[GOAL] Lines containing the word "total" should be extracted in full.

[RAW RECORDS]
====

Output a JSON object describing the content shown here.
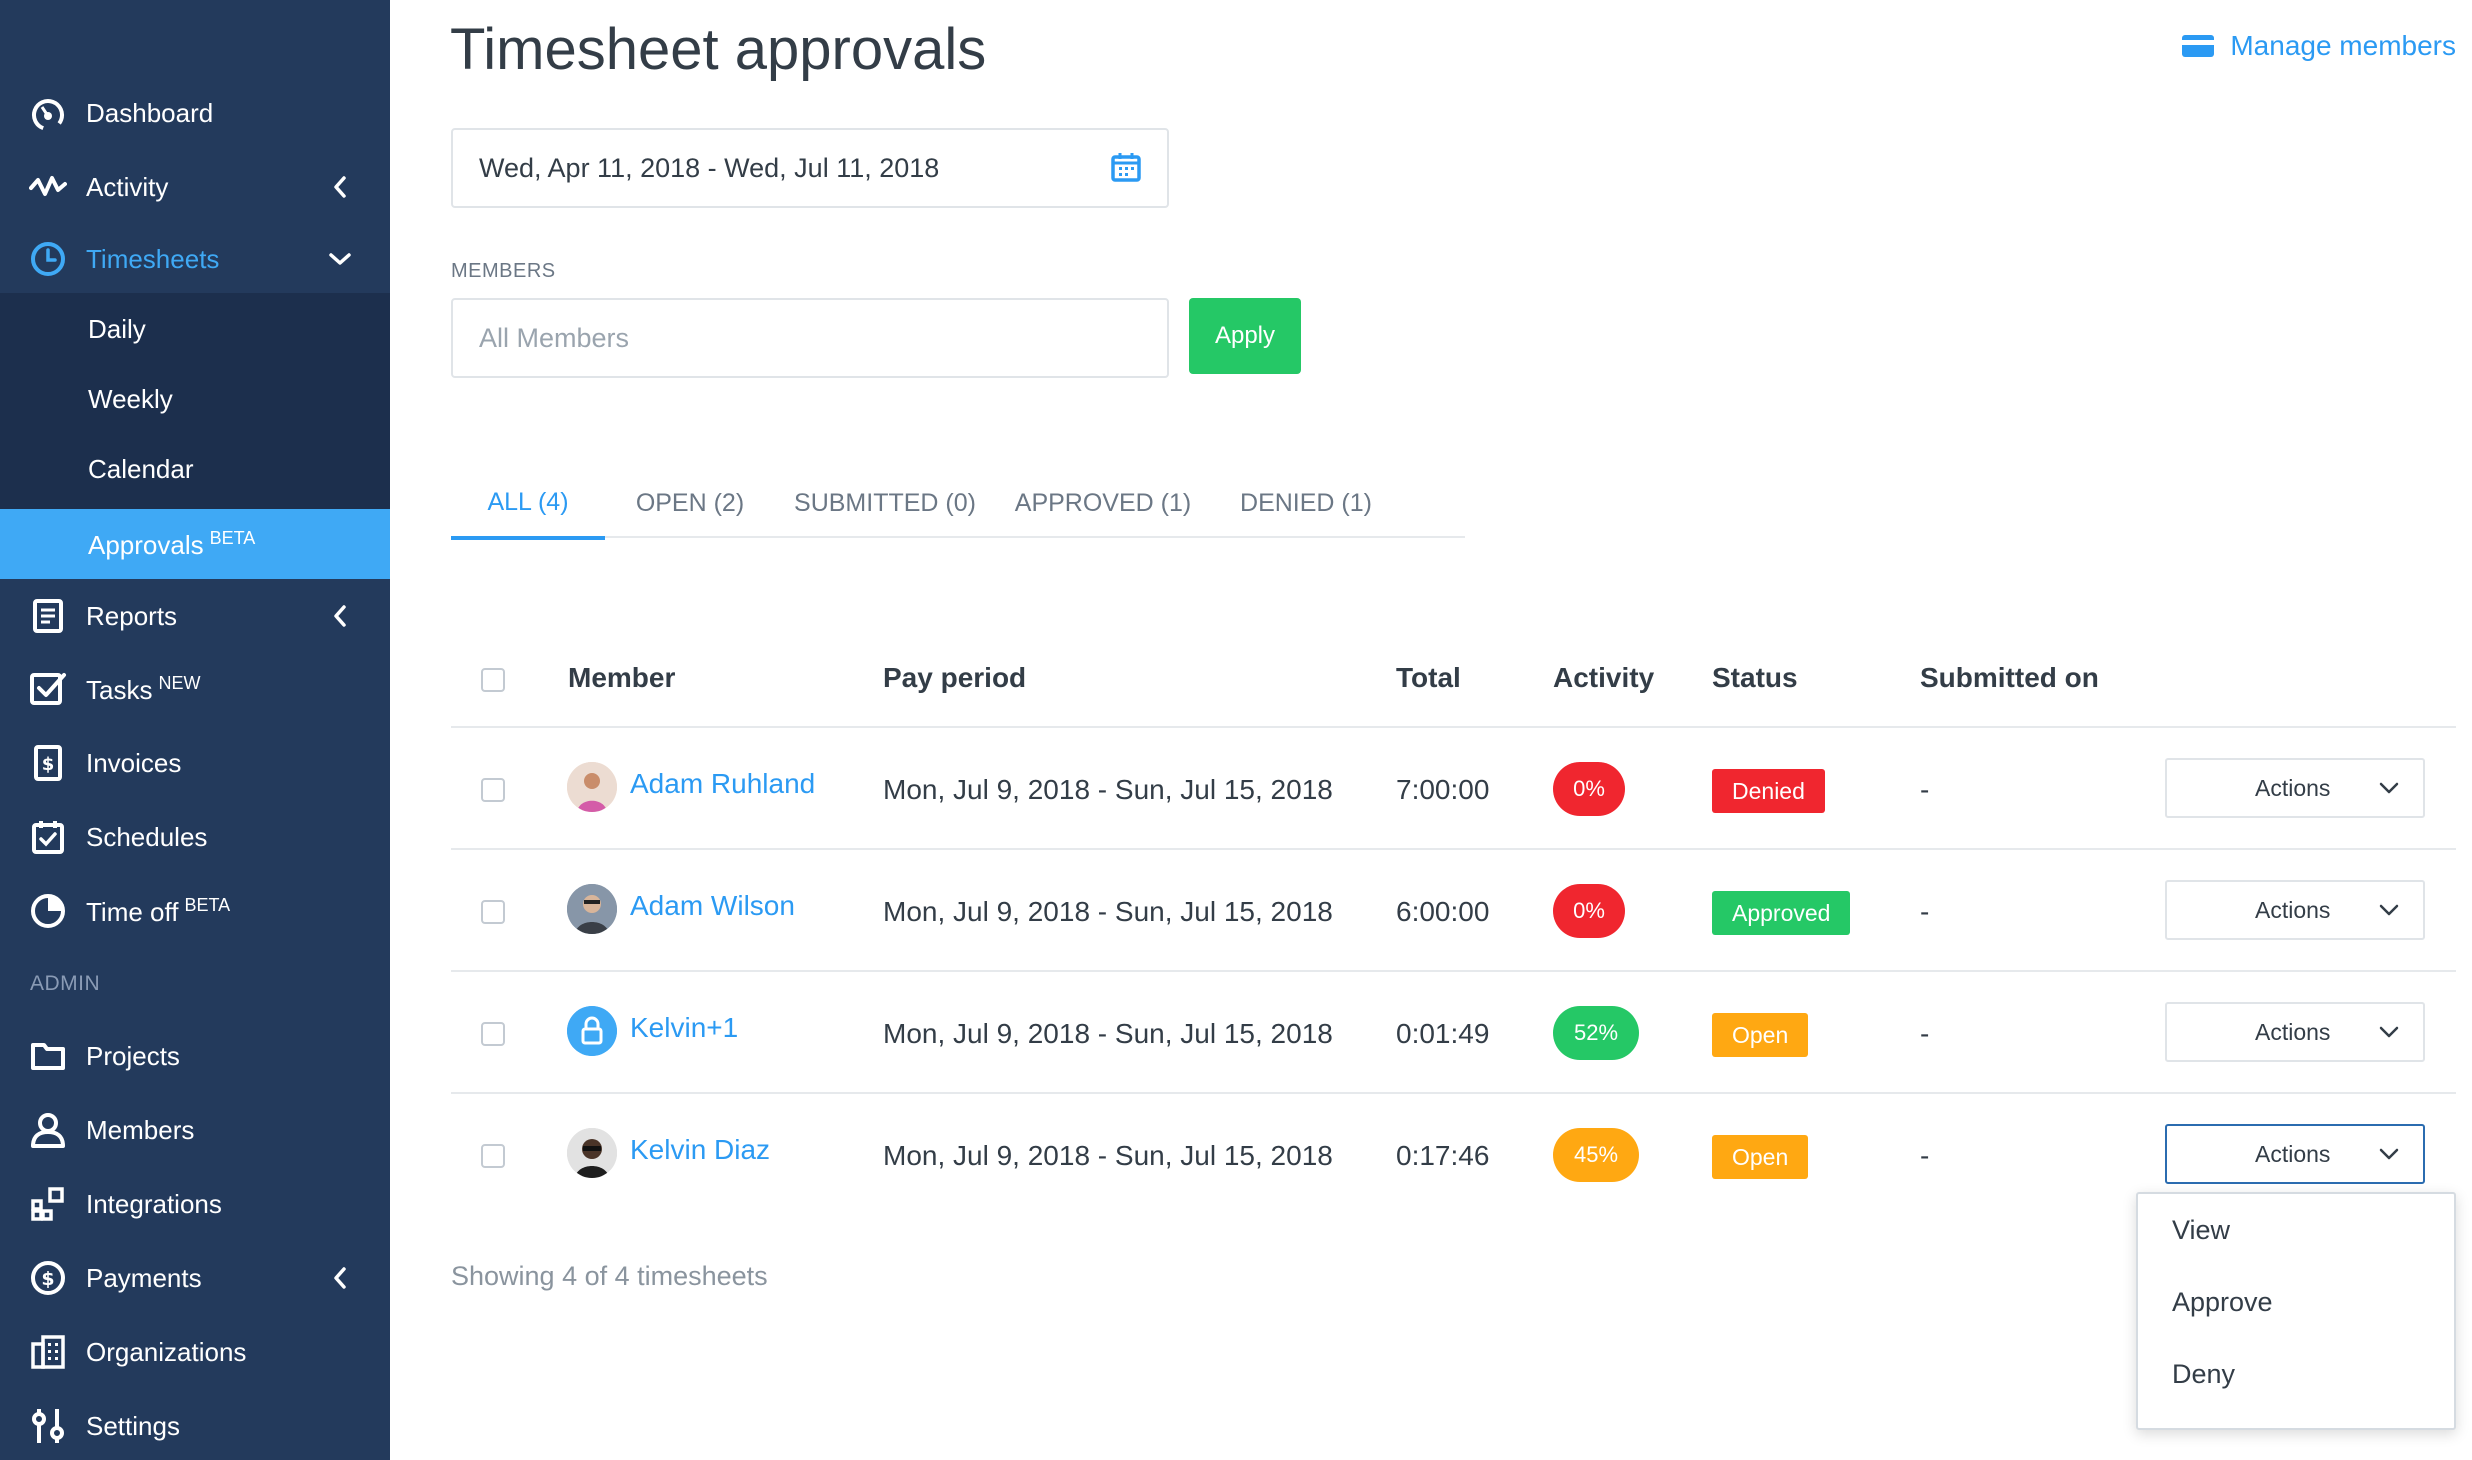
{
  "sidebar": {
    "items": [
      {
        "label": "Dashboard",
        "icon": "dashboard-icon"
      },
      {
        "label": "Activity",
        "icon": "activity-icon"
      },
      {
        "label": "Timesheets",
        "icon": "clock-icon"
      },
      {
        "label": "Reports",
        "icon": "report-icon"
      },
      {
        "label": "Tasks",
        "badge": "NEW",
        "icon": "checkbox-icon"
      },
      {
        "label": "Invoices",
        "icon": "invoice-icon"
      },
      {
        "label": "Schedules",
        "icon": "calendar-check-icon"
      },
      {
        "label": "Time off",
        "badge": "BETA",
        "icon": "pie-icon"
      }
    ],
    "timesheet_subitems": [
      {
        "label": "Daily"
      },
      {
        "label": "Weekly"
      },
      {
        "label": "Calendar"
      },
      {
        "label": "Approvals",
        "badge": "BETA"
      }
    ],
    "admin_label": "ADMIN",
    "admin_items": [
      {
        "label": "Projects",
        "icon": "folder-icon"
      },
      {
        "label": "Members",
        "icon": "user-icon"
      },
      {
        "label": "Integrations",
        "icon": "integrations-icon"
      },
      {
        "label": "Payments",
        "icon": "dollar-icon"
      },
      {
        "label": "Organizations",
        "icon": "building-icon"
      },
      {
        "label": "Settings",
        "icon": "sliders-icon"
      }
    ]
  },
  "header": {
    "title": "Timesheet approvals",
    "manage_members": "Manage members"
  },
  "filters": {
    "date_range": "Wed, Apr 11, 2018 - Wed, Jul 11, 2018",
    "members_label": "MEMBERS",
    "members_placeholder": "All Members",
    "apply_label": "Apply"
  },
  "tabs": [
    {
      "label": "ALL (4)"
    },
    {
      "label": "OPEN (2)"
    },
    {
      "label": "SUBMITTED (0)"
    },
    {
      "label": "APPROVED (1)"
    },
    {
      "label": "DENIED (1)"
    }
  ],
  "table": {
    "headers": {
      "member": "Member",
      "pay_period": "Pay period",
      "total": "Total",
      "activity": "Activity",
      "status": "Status",
      "submitted_on": "Submitted on"
    },
    "rows": [
      {
        "member": "Adam Ruhland",
        "pay_period": "Mon, Jul 9, 2018 - Sun, Jul 15, 2018",
        "total": "7:00:00",
        "activity": "0%",
        "activity_color": "#f0262f",
        "status": "Denied",
        "status_color": "#f0262f",
        "submitted_on": "-",
        "actions": "Actions"
      },
      {
        "member": "Adam Wilson",
        "pay_period": "Mon, Jul 9, 2018 - Sun, Jul 15, 2018",
        "total": "6:00:00",
        "activity": "0%",
        "activity_color": "#f0262f",
        "status": "Approved",
        "status_color": "#25c866",
        "submitted_on": "-",
        "actions": "Actions"
      },
      {
        "member": "Kelvin+1",
        "pay_period": "Mon, Jul 9, 2018 - Sun, Jul 15, 2018",
        "total": "0:01:49",
        "activity": "52%",
        "activity_color": "#25c866",
        "status": "Open",
        "status_color": "#ffa812",
        "submitted_on": "-",
        "actions": "Actions"
      },
      {
        "member": "Kelvin Diaz",
        "pay_period": "Mon, Jul 9, 2018 - Sun, Jul 15, 2018",
        "total": "0:17:46",
        "activity": "45%",
        "activity_color": "#ffa812",
        "status": "Open",
        "status_color": "#ffa812",
        "submitted_on": "-",
        "actions": "Actions"
      }
    ]
  },
  "footer": {
    "showing": "Showing 4 of 4 timesheets"
  },
  "dropdown": {
    "items": [
      {
        "label": "View"
      },
      {
        "label": "Approve"
      },
      {
        "label": "Deny"
      }
    ]
  },
  "colors": {
    "sidebar_bg": "#233a5c",
    "accent": "#2b9af3",
    "green": "#25c866",
    "red": "#f0262f",
    "orange": "#ffa812"
  }
}
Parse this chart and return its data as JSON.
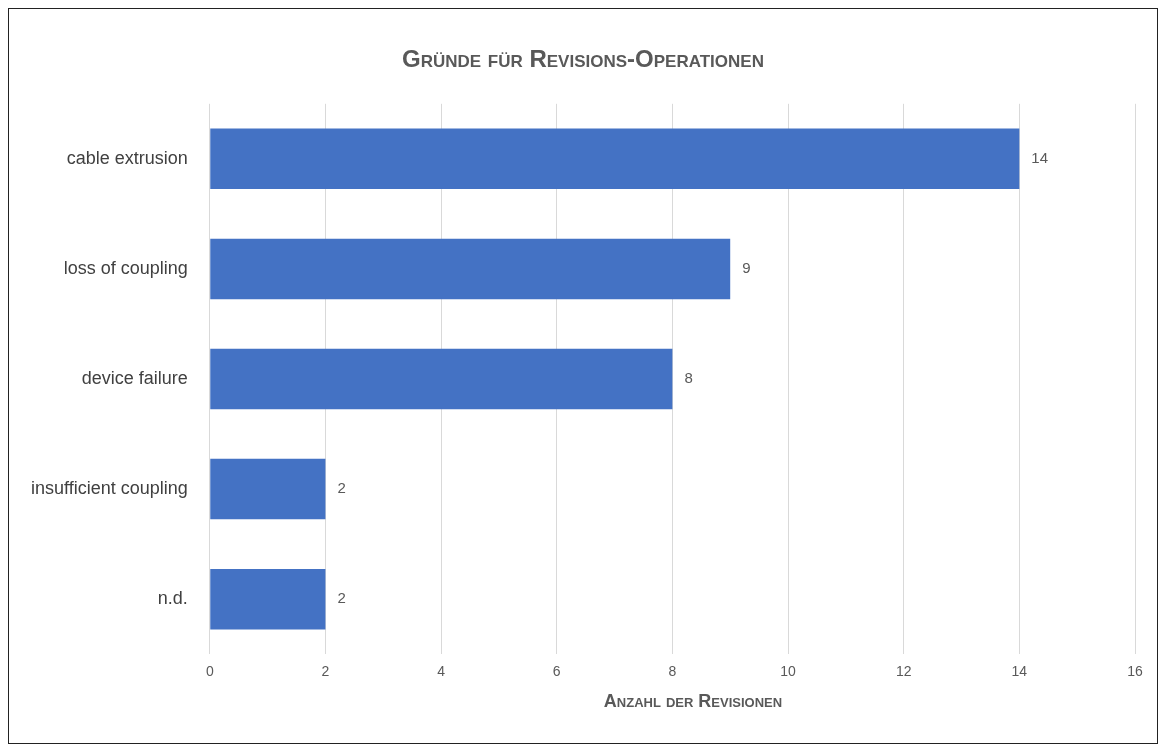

====

[TASK OUTPUT]
      "total": "Total",
        "total": "7:00:00",
        "total": "6:00:00",
        "total": "0:01:49",
        "total": "0:17:46",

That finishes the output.